President Obama, Sen. Dianne Feinstein (D-Calif.), House Speaker Nancy Pelosi (D-Calif.) and Attorney General Eric Holder are downplaying gun control, at least for the time being. But the so-called "news" media have begun hammering away on guns with the same intensity they did in the early 1990s, when the outcomes of the Brady bill and "assault weapons" debates were still undecided.
You have to wonder why the media think they, and not the public, know best what direction the country should take. Annual polls show that Americans' confidence in newspapers and television news has decreased to a mere 24 percent. During the last few years of President George W. Bush's administration, the media sanctimoniously and incessantly reminded us that the president's approval ratings were near the lowest in history, yet in every single year of the Bush administration, Americans' confidence in the president exceeded their confidence in the media. Even with the nation's recent economic problems, largely blamed on big banks, Americans have more confidence in banks than in the media.
Yet, in their supreme arrogance, many in the media still believe the American people cannot function, that society and perhaps civilization itself will collapse, without the moral and intellectual guidance of those who, having been to journalism school, are the world's leading experts on all subjects under the sun, including gun control.
It must be strange on their planet.
For example, take ABC "20/20's" recent attempt to convince us that neither good private citizens nor police officers are able to use guns effectively for protection, but somehow criminals are. At the end of her not-as-clever-as-she-thought hatchet job on guns, Diane Sawyer ever-so-smugly added, "by the way, if you're wondering where are all those studies about the effectiveness of guns used by ordinary Americans for self-defense, well, we couldn't find one reliable study."
As if they even bothered to look.
The landmark study by Gary Kleck and Marc Gertz, showing hundreds of thousands of successful defensive gun uses annually, was reliable enough to be endorsed by the leading anti-gun criminologist of the day, the late Marvin Wolfgang. And, as economist John Lott noted in a Fox News rebuttal to "20/20's" pablum on Wednesday, "There have been 26 peer-reviewed studies published by criminologists and economists in academic journals and university presses. Most of these studies find large drops in crime [under Right-to-Carry laws]. Some find no change, but not a single one shows an increase in crime."
Lott could have mentioned, but modestly did not, that his own comprehensive study of Right-to-Carry has survived a cacophony of half-baked attacks by the usual suspects. And whatever the results of Diane Sawyer's contrived and anything-but-reliable classroom experiment, designed to "prove" ABC's cockamamie theories about self-defense, every day in this country private citizens defend themselves and their families with guns.
Then there's the delirious commentary of Dan Rodericks in the March 12 Baltimore Sun. He writes, "After the assassinations of Robert F. Kennedy and the Rev. Martin Luther King Jr., and again after the attempted assassination of Ronald Reagan in 1981, many of us believed the country would turn against guns - assault-style weapons and handguns in particular."

(Image layout annotations)
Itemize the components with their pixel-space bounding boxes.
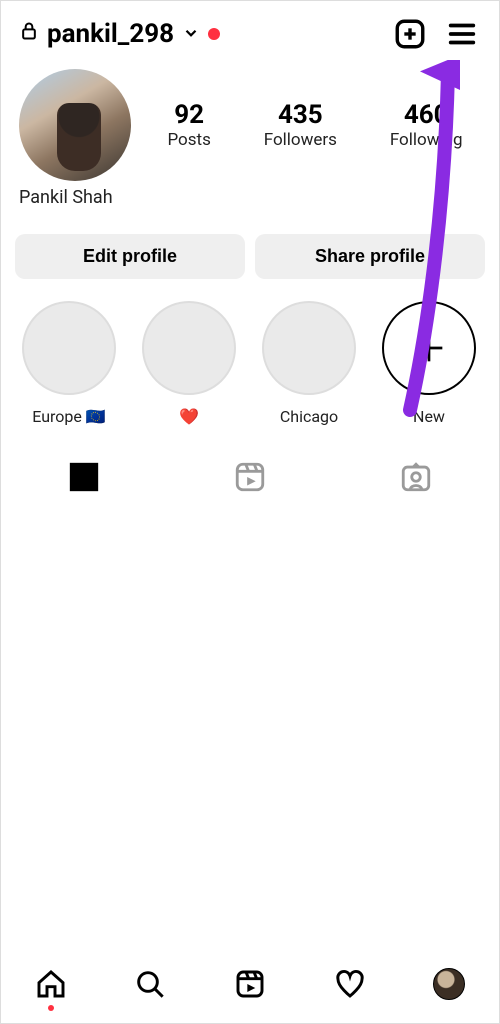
highlight-circle (262, 301, 356, 395)
stat-followers[interactable]: 435 Followers (264, 100, 337, 150)
share-profile-button[interactable]: Share profile (255, 234, 485, 279)
chevron-down-icon (182, 19, 200, 49)
nav-profile[interactable] (432, 967, 466, 1001)
nav-home-dot (48, 1005, 54, 1011)
following-count: 460 (390, 100, 463, 130)
username-text: pankil_298 (47, 19, 174, 49)
stat-posts[interactable]: 92 Posts (167, 100, 210, 150)
create-button[interactable] (391, 15, 429, 53)
plus-icon (382, 301, 476, 395)
highlight-new[interactable]: New (375, 301, 483, 426)
content-area (1, 503, 499, 952)
following-label: Following (390, 130, 463, 150)
followers-count: 435 (264, 100, 337, 130)
nav-home[interactable] (34, 967, 68, 1001)
nav-activity[interactable] (333, 967, 367, 1001)
followers-label: Followers (264, 130, 337, 150)
highlight-chicago[interactable]: Chicago (255, 301, 363, 426)
stat-following[interactable]: 460 Following (390, 100, 463, 150)
highlight-label: ❤️ (135, 407, 243, 426)
menu-button[interactable] (443, 15, 481, 53)
highlight-label: Europe 🇪🇺 (15, 407, 123, 426)
bottom-nav (1, 952, 499, 1023)
edit-profile-button[interactable]: Edit profile (15, 234, 245, 279)
avatar[interactable] (19, 69, 131, 181)
display-name: Pankil Shah (1, 181, 499, 208)
tab-grid[interactable] (1, 452, 167, 502)
highlight-label: Chicago (255, 407, 363, 426)
posts-label: Posts (167, 130, 210, 150)
username-switcher[interactable]: pankil_298 (19, 19, 220, 49)
highlight-europe[interactable]: Europe 🇪🇺 (15, 301, 123, 426)
profile-tabs (1, 452, 499, 503)
notification-dot (208, 28, 220, 40)
highlights-row: Europe 🇪🇺 ❤️ Chicago New (1, 279, 499, 426)
highlight-circle (22, 301, 116, 395)
highlight-heart[interactable]: ❤️ (135, 301, 243, 426)
nav-search[interactable] (133, 967, 167, 1001)
highlight-label: New (375, 407, 483, 426)
posts-count: 92 (167, 100, 210, 130)
avatar-small (433, 968, 465, 1000)
tab-tagged[interactable] (333, 452, 499, 502)
lock-icon (19, 19, 39, 49)
tab-reels[interactable] (167, 452, 333, 502)
highlight-circle (142, 301, 236, 395)
nav-reels[interactable] (233, 967, 267, 1001)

**TASKS TO CARRY OUT:**
• A. Copy everything from "You have to" down to "than in the media." from the gun-control commentary.
• B. In the records, take everything from the line containing "highlight-circle (262, 301, 356, 395)" down to the line containing "following-count: 460 (390, 100, 463, 130)", and write out only those lines again with "Share profile" swapped for "Send profile" and nothing else changed.

**THE RESPONSES:**
• A.
You have to wonder why the media think they, and not the public, know best what direction the country should take. Annual polls show that Americans' confidence in newspapers and television news has decreased to a mere 24 percent. During the last few years of President George W. Bush's administration, the media sanctimoniously and incessantly reminded us that the president's approval ratings were near the lowest in history, yet in every single year of the Bush administration, Americans' confidence in the president exceeded their confidence in the media. Even with the nation's recent economic problems, largely blamed on big banks, Americans have more confidence in banks than in the media.

• B.
highlight-circle (262, 301, 356, 395)
stat-followers[interactable]: 435 Followers (264, 100, 337, 150)
share-profile-button[interactable]: Send profile (255, 234, 485, 279)
chevron-down-icon (182, 19, 200, 49)
nav-profile[interactable] (432, 967, 466, 1001)
nav-home-dot (48, 1005, 54, 1011)
following-count: 460 (390, 100, 463, 130)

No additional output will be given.